What you should do:
Return the records that follow, matching each one exactly.

Listing:
================================

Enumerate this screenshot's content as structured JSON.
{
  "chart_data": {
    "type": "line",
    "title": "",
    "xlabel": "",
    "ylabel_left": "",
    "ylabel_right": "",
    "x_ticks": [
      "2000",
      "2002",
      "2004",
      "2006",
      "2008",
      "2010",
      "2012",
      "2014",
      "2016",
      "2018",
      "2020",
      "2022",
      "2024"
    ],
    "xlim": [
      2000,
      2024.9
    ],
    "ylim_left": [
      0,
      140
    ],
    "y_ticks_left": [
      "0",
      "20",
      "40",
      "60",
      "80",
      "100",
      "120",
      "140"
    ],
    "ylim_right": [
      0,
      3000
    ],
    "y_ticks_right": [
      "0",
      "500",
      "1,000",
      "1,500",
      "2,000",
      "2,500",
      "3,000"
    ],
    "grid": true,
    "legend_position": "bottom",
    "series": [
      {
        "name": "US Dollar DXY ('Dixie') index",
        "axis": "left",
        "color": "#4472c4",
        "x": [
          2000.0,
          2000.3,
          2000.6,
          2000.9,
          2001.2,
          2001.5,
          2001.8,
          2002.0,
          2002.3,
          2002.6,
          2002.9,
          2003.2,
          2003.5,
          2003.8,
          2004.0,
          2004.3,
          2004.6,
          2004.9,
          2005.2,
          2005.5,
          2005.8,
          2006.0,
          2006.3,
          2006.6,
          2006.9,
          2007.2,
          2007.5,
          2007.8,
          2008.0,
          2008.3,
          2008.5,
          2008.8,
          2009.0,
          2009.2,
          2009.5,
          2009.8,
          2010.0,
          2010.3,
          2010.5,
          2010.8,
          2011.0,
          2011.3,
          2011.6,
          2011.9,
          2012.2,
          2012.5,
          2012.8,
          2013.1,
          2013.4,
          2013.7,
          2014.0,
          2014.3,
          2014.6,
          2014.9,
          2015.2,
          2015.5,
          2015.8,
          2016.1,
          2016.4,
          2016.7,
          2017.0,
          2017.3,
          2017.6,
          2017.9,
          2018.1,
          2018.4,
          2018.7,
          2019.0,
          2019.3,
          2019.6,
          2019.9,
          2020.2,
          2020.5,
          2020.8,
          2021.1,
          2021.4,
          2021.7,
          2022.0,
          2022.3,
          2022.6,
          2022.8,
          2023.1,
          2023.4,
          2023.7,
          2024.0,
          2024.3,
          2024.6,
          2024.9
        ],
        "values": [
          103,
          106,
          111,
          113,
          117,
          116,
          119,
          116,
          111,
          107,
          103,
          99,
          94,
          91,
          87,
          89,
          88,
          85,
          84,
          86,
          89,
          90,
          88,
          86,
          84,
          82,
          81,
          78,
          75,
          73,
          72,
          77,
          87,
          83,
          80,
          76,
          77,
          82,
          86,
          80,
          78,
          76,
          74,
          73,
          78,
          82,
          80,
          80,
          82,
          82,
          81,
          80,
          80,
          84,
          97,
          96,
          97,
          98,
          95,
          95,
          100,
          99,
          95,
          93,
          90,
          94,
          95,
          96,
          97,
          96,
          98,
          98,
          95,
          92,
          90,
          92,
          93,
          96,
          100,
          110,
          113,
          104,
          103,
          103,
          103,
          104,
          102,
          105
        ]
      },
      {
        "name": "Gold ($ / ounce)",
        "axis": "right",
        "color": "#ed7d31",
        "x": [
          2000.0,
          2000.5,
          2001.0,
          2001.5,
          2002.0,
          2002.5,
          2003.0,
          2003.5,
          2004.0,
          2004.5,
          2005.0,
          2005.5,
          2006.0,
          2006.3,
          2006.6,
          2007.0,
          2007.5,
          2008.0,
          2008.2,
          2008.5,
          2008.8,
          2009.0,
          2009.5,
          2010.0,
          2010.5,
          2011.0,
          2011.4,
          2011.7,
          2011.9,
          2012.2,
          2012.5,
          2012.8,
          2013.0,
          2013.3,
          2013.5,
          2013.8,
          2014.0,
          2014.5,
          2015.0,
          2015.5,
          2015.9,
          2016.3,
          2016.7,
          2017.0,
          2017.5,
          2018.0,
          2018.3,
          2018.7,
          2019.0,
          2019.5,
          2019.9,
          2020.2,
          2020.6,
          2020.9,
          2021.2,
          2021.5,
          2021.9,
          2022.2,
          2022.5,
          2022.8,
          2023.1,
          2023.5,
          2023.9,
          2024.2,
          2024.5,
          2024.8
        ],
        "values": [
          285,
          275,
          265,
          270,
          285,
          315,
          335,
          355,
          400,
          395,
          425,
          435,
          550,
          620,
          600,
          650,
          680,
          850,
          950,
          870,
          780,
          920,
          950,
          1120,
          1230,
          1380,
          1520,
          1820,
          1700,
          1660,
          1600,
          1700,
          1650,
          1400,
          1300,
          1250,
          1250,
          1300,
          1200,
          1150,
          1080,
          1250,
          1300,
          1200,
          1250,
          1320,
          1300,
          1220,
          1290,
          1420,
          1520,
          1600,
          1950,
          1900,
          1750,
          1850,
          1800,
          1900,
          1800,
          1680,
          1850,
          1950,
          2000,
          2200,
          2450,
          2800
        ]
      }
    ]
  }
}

================================

Answer:
Enumerate this screenshot's content as structured JSON.
{
  "chart_data": {
    "type": "line",
    "title": "",
    "xlabel": "",
    "ylabel_left": "",
    "ylabel_right": "",
    "x_ticks": [
      "2000",
      "2002",
      "2004",
      "2006",
      "2008",
      "2010",
      "2012",
      "2014",
      "2016",
      "2018",
      "2020",
      "2022",
      "2024"
    ],
    "xlim": [
      2000,
      2024.9
    ],
    "ylim_left": [
      0,
      140
    ],
    "y_ticks_left": [
      "0",
      "20",
      "40",
      "60",
      "80",
      "100",
      "120",
      "140"
    ],
    "ylim_right": [
      0,
      3000
    ],
    "y_ticks_right": [
      "0",
      "500",
      "1,000",
      "1,500",
      "2,000",
      "2,500",
      "3,000"
    ],
    "grid": true,
    "legend_position": "bottom",
    "series": [
      {
        "name": "US Dollar DXY ('Dixie') index",
        "axis": "left",
        "color": "#4472c4",
        "x": [
          2000.0,
          2000.3,
          2000.6,
          2000.9,
          2001.2,
          2001.5,
          2001.8,
          2002.0,
          2002.3,
          2002.6,
          2002.9,
          2003.2,
          2003.5,
          2003.8,
          2004.0,
          2004.3,
          2004.6,
          2004.9,
          2005.2,
          2005.5,
          2005.8,
          2006.0,
          2006.3,
          2006.6,
          2006.9,
          2007.2,
          2007.5,
          2007.8,
          2008.0,
          2008.3,
          2008.5,
          2008.8,
          2009.0,
          2009.2,
          2009.5,
          2009.8,
          2010.0,
          2010.3,
          2010.5,
          2010.8,
          2011.0,
          2011.3,
          2011.6,
          2011.9,
          2012.2,
          2012.5,
          2012.8,
          2013.1,
          2013.4,
          2013.7,
          2014.0,
          2014.3,
          2014.6,
          2014.9,
          2015.2,
          2015.5,
          2015.8,
          2016.1,
          2016.4,
          2016.7,
          2017.0,
          2017.3,
          2017.6,
          2017.9,
          2018.1,
          2018.4,
          2018.7,
          2019.0,
          2019.3,
          2019.6,
          2019.9,
          2020.2,
          2020.5,
          2020.8,
          2021.1,
          2021.4,
          2021.7,
          2022.0,
          2022.3,
          2022.6,
          2022.8,
          2023.1,
          2023.4,
          2023.7,
          2024.0,
          2024.3,
          2024.6,
          2024.9
        ],
        "values": [
          103,
          106,
          111,
          113,
          117,
          116,
          119,
          116,
          111,
          107,
          103,
          99,
          94,
          91,
          87,
          89,
          88,
          85,
          84,
          86,
          89,
          90,
          88,
          86,
          84,
          82,
          81,
          78,
          75,
          73,
          72,
          77,
          87,
          83,
          80,
          76,
          77,
          82,
          86,
          80,
          78,
          76,
          74,
          73,
          78,
          82,
          80,
          80,
          82,
          82,
          81,
          80,
          80,
          84,
          97,
          96,
          97,
          98,
          95,
          95,
          100,
          99,
          95,
          93,
          90,
          94,
          95,
          96,
          97,
          96,
          98,
          98,
          95,
          92,
          90,
          92,
          93,
          96,
          100,
          110,
          113,
          104,
          103,
          103,
          103,
          104,
          102,
          105
        ]
      },
      {
        "name": "Gold ($ / ounce)",
        "axis": "right",
        "color": "#ed7d31",
        "x": [
          2000.0,
          2000.5,
          2001.0,
          2001.5,
          2002.0,
          2002.5,
          2003.0,
          2003.5,
          2004.0,
          2004.5,
          2005.0,
          2005.5,
          2006.0,
          2006.3,
          2006.6,
          2007.0,
          2007.5,
          2008.0,
          2008.2,
          2008.5,
          2008.8,
          2009.0,
          2009.5,
          2010.0,
          2010.5,
          2011.0,
          2011.4,
          2011.7,
          2011.9,
          2012.2,
          2012.5,
          2012.8,
          2013.0,
          2013.3,
          2013.5,
          2013.8,
          2014.0,
          2014.5,
          2015.0,
          2015.5,
          2015.9,
          2016.3,
          2016.7,
          2017.0,
          2017.5,
          2018.0,
          2018.3,
          2018.7,
          2019.0,
          2019.5,
          2019.9,
          2020.2,
          2020.6,
          2020.9,
          2021.2,
          2021.5,
          2021.9,
          2022.2,
          2022.5,
          2022.8,
          2023.1,
          2023.5,
          2023.9,
          2024.2,
          2024.5,
          2024.8
        ],
        "values": [
          285,
          275,
          265,
          270,
          285,
          315,
          335,
          355,
          400,
          395,
          425,
          435,
          550,
          620,
          600,
          650,
          680,
          850,
          950,
          870,
          780,
          920,
          950,
          1120,
          1230,
          1380,
          1520,
          1820,
          1700,
          1660,
          1600,
          1700,
          1650,
          1400,
          1300,
          1250,
          1250,
          1300,
          1200,
          1150,
          1080,
          1250,
          1300,
          1200,
          1250,
          1320,
          1300,
          1220,
          1290,
          1420,
          1520,
          1600,
          1950,
          1900,
          1750,
          1850,
          1800,
          1900,
          1800,
          1680,
          1850,
          1950,
          2000,
          2200,
          2450,
          2800
        ]
      }
    ]
  }
}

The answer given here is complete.